begin
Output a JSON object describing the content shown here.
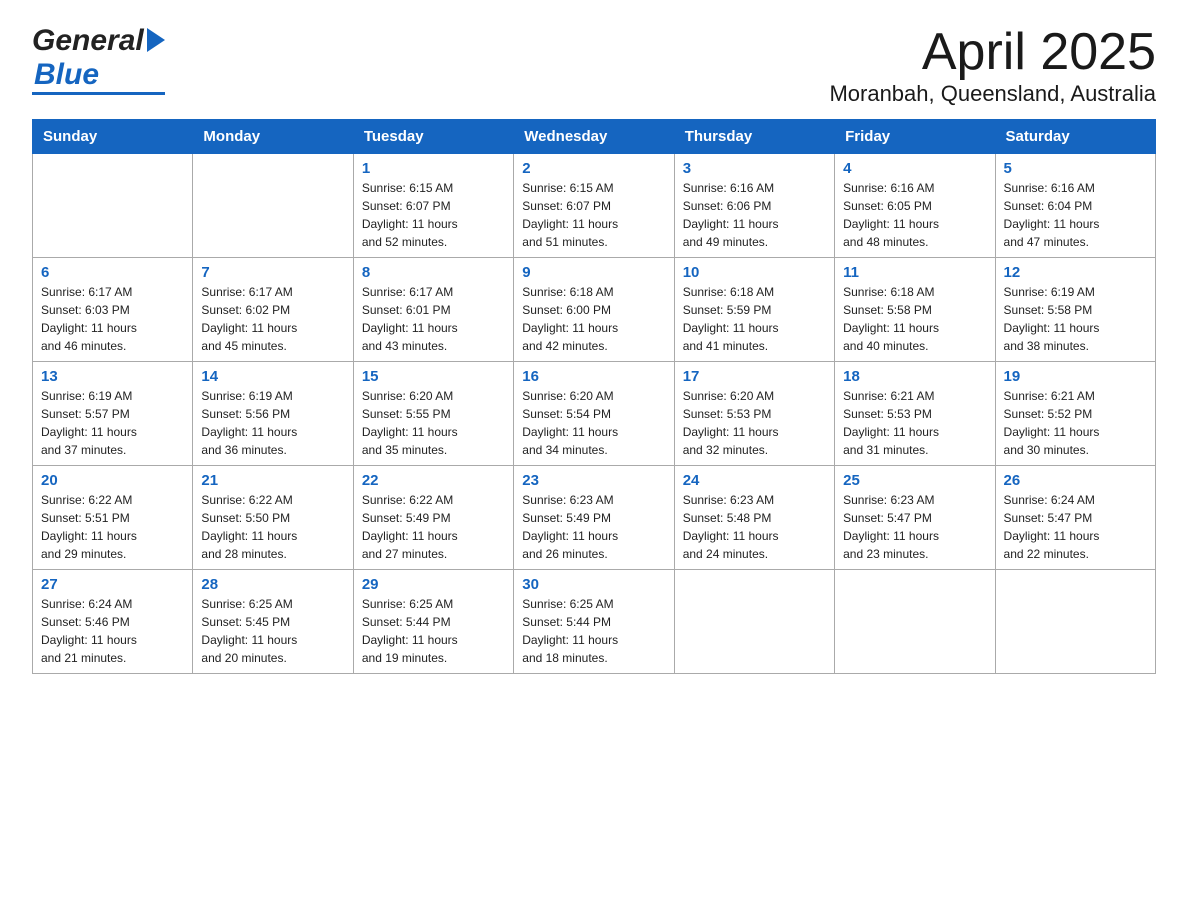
{
  "header": {
    "logo_general": "General",
    "logo_blue": "Blue",
    "month_title": "April 2025",
    "location": "Moranbah, Queensland, Australia"
  },
  "days_of_week": [
    "Sunday",
    "Monday",
    "Tuesday",
    "Wednesday",
    "Thursday",
    "Friday",
    "Saturday"
  ],
  "weeks": [
    [
      {
        "day": "",
        "info": ""
      },
      {
        "day": "",
        "info": ""
      },
      {
        "day": "1",
        "info": "Sunrise: 6:15 AM\nSunset: 6:07 PM\nDaylight: 11 hours\nand 52 minutes."
      },
      {
        "day": "2",
        "info": "Sunrise: 6:15 AM\nSunset: 6:07 PM\nDaylight: 11 hours\nand 51 minutes."
      },
      {
        "day": "3",
        "info": "Sunrise: 6:16 AM\nSunset: 6:06 PM\nDaylight: 11 hours\nand 49 minutes."
      },
      {
        "day": "4",
        "info": "Sunrise: 6:16 AM\nSunset: 6:05 PM\nDaylight: 11 hours\nand 48 minutes."
      },
      {
        "day": "5",
        "info": "Sunrise: 6:16 AM\nSunset: 6:04 PM\nDaylight: 11 hours\nand 47 minutes."
      }
    ],
    [
      {
        "day": "6",
        "info": "Sunrise: 6:17 AM\nSunset: 6:03 PM\nDaylight: 11 hours\nand 46 minutes."
      },
      {
        "day": "7",
        "info": "Sunrise: 6:17 AM\nSunset: 6:02 PM\nDaylight: 11 hours\nand 45 minutes."
      },
      {
        "day": "8",
        "info": "Sunrise: 6:17 AM\nSunset: 6:01 PM\nDaylight: 11 hours\nand 43 minutes."
      },
      {
        "day": "9",
        "info": "Sunrise: 6:18 AM\nSunset: 6:00 PM\nDaylight: 11 hours\nand 42 minutes."
      },
      {
        "day": "10",
        "info": "Sunrise: 6:18 AM\nSunset: 5:59 PM\nDaylight: 11 hours\nand 41 minutes."
      },
      {
        "day": "11",
        "info": "Sunrise: 6:18 AM\nSunset: 5:58 PM\nDaylight: 11 hours\nand 40 minutes."
      },
      {
        "day": "12",
        "info": "Sunrise: 6:19 AM\nSunset: 5:58 PM\nDaylight: 11 hours\nand 38 minutes."
      }
    ],
    [
      {
        "day": "13",
        "info": "Sunrise: 6:19 AM\nSunset: 5:57 PM\nDaylight: 11 hours\nand 37 minutes."
      },
      {
        "day": "14",
        "info": "Sunrise: 6:19 AM\nSunset: 5:56 PM\nDaylight: 11 hours\nand 36 minutes."
      },
      {
        "day": "15",
        "info": "Sunrise: 6:20 AM\nSunset: 5:55 PM\nDaylight: 11 hours\nand 35 minutes."
      },
      {
        "day": "16",
        "info": "Sunrise: 6:20 AM\nSunset: 5:54 PM\nDaylight: 11 hours\nand 34 minutes."
      },
      {
        "day": "17",
        "info": "Sunrise: 6:20 AM\nSunset: 5:53 PM\nDaylight: 11 hours\nand 32 minutes."
      },
      {
        "day": "18",
        "info": "Sunrise: 6:21 AM\nSunset: 5:53 PM\nDaylight: 11 hours\nand 31 minutes."
      },
      {
        "day": "19",
        "info": "Sunrise: 6:21 AM\nSunset: 5:52 PM\nDaylight: 11 hours\nand 30 minutes."
      }
    ],
    [
      {
        "day": "20",
        "info": "Sunrise: 6:22 AM\nSunset: 5:51 PM\nDaylight: 11 hours\nand 29 minutes."
      },
      {
        "day": "21",
        "info": "Sunrise: 6:22 AM\nSunset: 5:50 PM\nDaylight: 11 hours\nand 28 minutes."
      },
      {
        "day": "22",
        "info": "Sunrise: 6:22 AM\nSunset: 5:49 PM\nDaylight: 11 hours\nand 27 minutes."
      },
      {
        "day": "23",
        "info": "Sunrise: 6:23 AM\nSunset: 5:49 PM\nDaylight: 11 hours\nand 26 minutes."
      },
      {
        "day": "24",
        "info": "Sunrise: 6:23 AM\nSunset: 5:48 PM\nDaylight: 11 hours\nand 24 minutes."
      },
      {
        "day": "25",
        "info": "Sunrise: 6:23 AM\nSunset: 5:47 PM\nDaylight: 11 hours\nand 23 minutes."
      },
      {
        "day": "26",
        "info": "Sunrise: 6:24 AM\nSunset: 5:47 PM\nDaylight: 11 hours\nand 22 minutes."
      }
    ],
    [
      {
        "day": "27",
        "info": "Sunrise: 6:24 AM\nSunset: 5:46 PM\nDaylight: 11 hours\nand 21 minutes."
      },
      {
        "day": "28",
        "info": "Sunrise: 6:25 AM\nSunset: 5:45 PM\nDaylight: 11 hours\nand 20 minutes."
      },
      {
        "day": "29",
        "info": "Sunrise: 6:25 AM\nSunset: 5:44 PM\nDaylight: 11 hours\nand 19 minutes."
      },
      {
        "day": "30",
        "info": "Sunrise: 6:25 AM\nSunset: 5:44 PM\nDaylight: 11 hours\nand 18 minutes."
      },
      {
        "day": "",
        "info": ""
      },
      {
        "day": "",
        "info": ""
      },
      {
        "day": "",
        "info": ""
      }
    ]
  ]
}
end
### INSTRUCTIONS FOR THE TASK
All of the lines above should be printed exactly, minus the pictures.

### THE SOLUTION
Output a JSON object describing the content shown here.
{
  "header": {
    "logo_general": "General",
    "logo_blue": "Blue",
    "month_title": "April 2025",
    "location": "Moranbah, Queensland, Australia"
  },
  "days_of_week": [
    "Sunday",
    "Monday",
    "Tuesday",
    "Wednesday",
    "Thursday",
    "Friday",
    "Saturday"
  ],
  "weeks": [
    [
      {
        "day": "",
        "info": ""
      },
      {
        "day": "",
        "info": ""
      },
      {
        "day": "1",
        "info": "Sunrise: 6:15 AM\nSunset: 6:07 PM\nDaylight: 11 hours\nand 52 minutes."
      },
      {
        "day": "2",
        "info": "Sunrise: 6:15 AM\nSunset: 6:07 PM\nDaylight: 11 hours\nand 51 minutes."
      },
      {
        "day": "3",
        "info": "Sunrise: 6:16 AM\nSunset: 6:06 PM\nDaylight: 11 hours\nand 49 minutes."
      },
      {
        "day": "4",
        "info": "Sunrise: 6:16 AM\nSunset: 6:05 PM\nDaylight: 11 hours\nand 48 minutes."
      },
      {
        "day": "5",
        "info": "Sunrise: 6:16 AM\nSunset: 6:04 PM\nDaylight: 11 hours\nand 47 minutes."
      }
    ],
    [
      {
        "day": "6",
        "info": "Sunrise: 6:17 AM\nSunset: 6:03 PM\nDaylight: 11 hours\nand 46 minutes."
      },
      {
        "day": "7",
        "info": "Sunrise: 6:17 AM\nSunset: 6:02 PM\nDaylight: 11 hours\nand 45 minutes."
      },
      {
        "day": "8",
        "info": "Sunrise: 6:17 AM\nSunset: 6:01 PM\nDaylight: 11 hours\nand 43 minutes."
      },
      {
        "day": "9",
        "info": "Sunrise: 6:18 AM\nSunset: 6:00 PM\nDaylight: 11 hours\nand 42 minutes."
      },
      {
        "day": "10",
        "info": "Sunrise: 6:18 AM\nSunset: 5:59 PM\nDaylight: 11 hours\nand 41 minutes."
      },
      {
        "day": "11",
        "info": "Sunrise: 6:18 AM\nSunset: 5:58 PM\nDaylight: 11 hours\nand 40 minutes."
      },
      {
        "day": "12",
        "info": "Sunrise: 6:19 AM\nSunset: 5:58 PM\nDaylight: 11 hours\nand 38 minutes."
      }
    ],
    [
      {
        "day": "13",
        "info": "Sunrise: 6:19 AM\nSunset: 5:57 PM\nDaylight: 11 hours\nand 37 minutes."
      },
      {
        "day": "14",
        "info": "Sunrise: 6:19 AM\nSunset: 5:56 PM\nDaylight: 11 hours\nand 36 minutes."
      },
      {
        "day": "15",
        "info": "Sunrise: 6:20 AM\nSunset: 5:55 PM\nDaylight: 11 hours\nand 35 minutes."
      },
      {
        "day": "16",
        "info": "Sunrise: 6:20 AM\nSunset: 5:54 PM\nDaylight: 11 hours\nand 34 minutes."
      },
      {
        "day": "17",
        "info": "Sunrise: 6:20 AM\nSunset: 5:53 PM\nDaylight: 11 hours\nand 32 minutes."
      },
      {
        "day": "18",
        "info": "Sunrise: 6:21 AM\nSunset: 5:53 PM\nDaylight: 11 hours\nand 31 minutes."
      },
      {
        "day": "19",
        "info": "Sunrise: 6:21 AM\nSunset: 5:52 PM\nDaylight: 11 hours\nand 30 minutes."
      }
    ],
    [
      {
        "day": "20",
        "info": "Sunrise: 6:22 AM\nSunset: 5:51 PM\nDaylight: 11 hours\nand 29 minutes."
      },
      {
        "day": "21",
        "info": "Sunrise: 6:22 AM\nSunset: 5:50 PM\nDaylight: 11 hours\nand 28 minutes."
      },
      {
        "day": "22",
        "info": "Sunrise: 6:22 AM\nSunset: 5:49 PM\nDaylight: 11 hours\nand 27 minutes."
      },
      {
        "day": "23",
        "info": "Sunrise: 6:23 AM\nSunset: 5:49 PM\nDaylight: 11 hours\nand 26 minutes."
      },
      {
        "day": "24",
        "info": "Sunrise: 6:23 AM\nSunset: 5:48 PM\nDaylight: 11 hours\nand 24 minutes."
      },
      {
        "day": "25",
        "info": "Sunrise: 6:23 AM\nSunset: 5:47 PM\nDaylight: 11 hours\nand 23 minutes."
      },
      {
        "day": "26",
        "info": "Sunrise: 6:24 AM\nSunset: 5:47 PM\nDaylight: 11 hours\nand 22 minutes."
      }
    ],
    [
      {
        "day": "27",
        "info": "Sunrise: 6:24 AM\nSunset: 5:46 PM\nDaylight: 11 hours\nand 21 minutes."
      },
      {
        "day": "28",
        "info": "Sunrise: 6:25 AM\nSunset: 5:45 PM\nDaylight: 11 hours\nand 20 minutes."
      },
      {
        "day": "29",
        "info": "Sunrise: 6:25 AM\nSunset: 5:44 PM\nDaylight: 11 hours\nand 19 minutes."
      },
      {
        "day": "30",
        "info": "Sunrise: 6:25 AM\nSunset: 5:44 PM\nDaylight: 11 hours\nand 18 minutes."
      },
      {
        "day": "",
        "info": ""
      },
      {
        "day": "",
        "info": ""
      },
      {
        "day": "",
        "info": ""
      }
    ]
  ]
}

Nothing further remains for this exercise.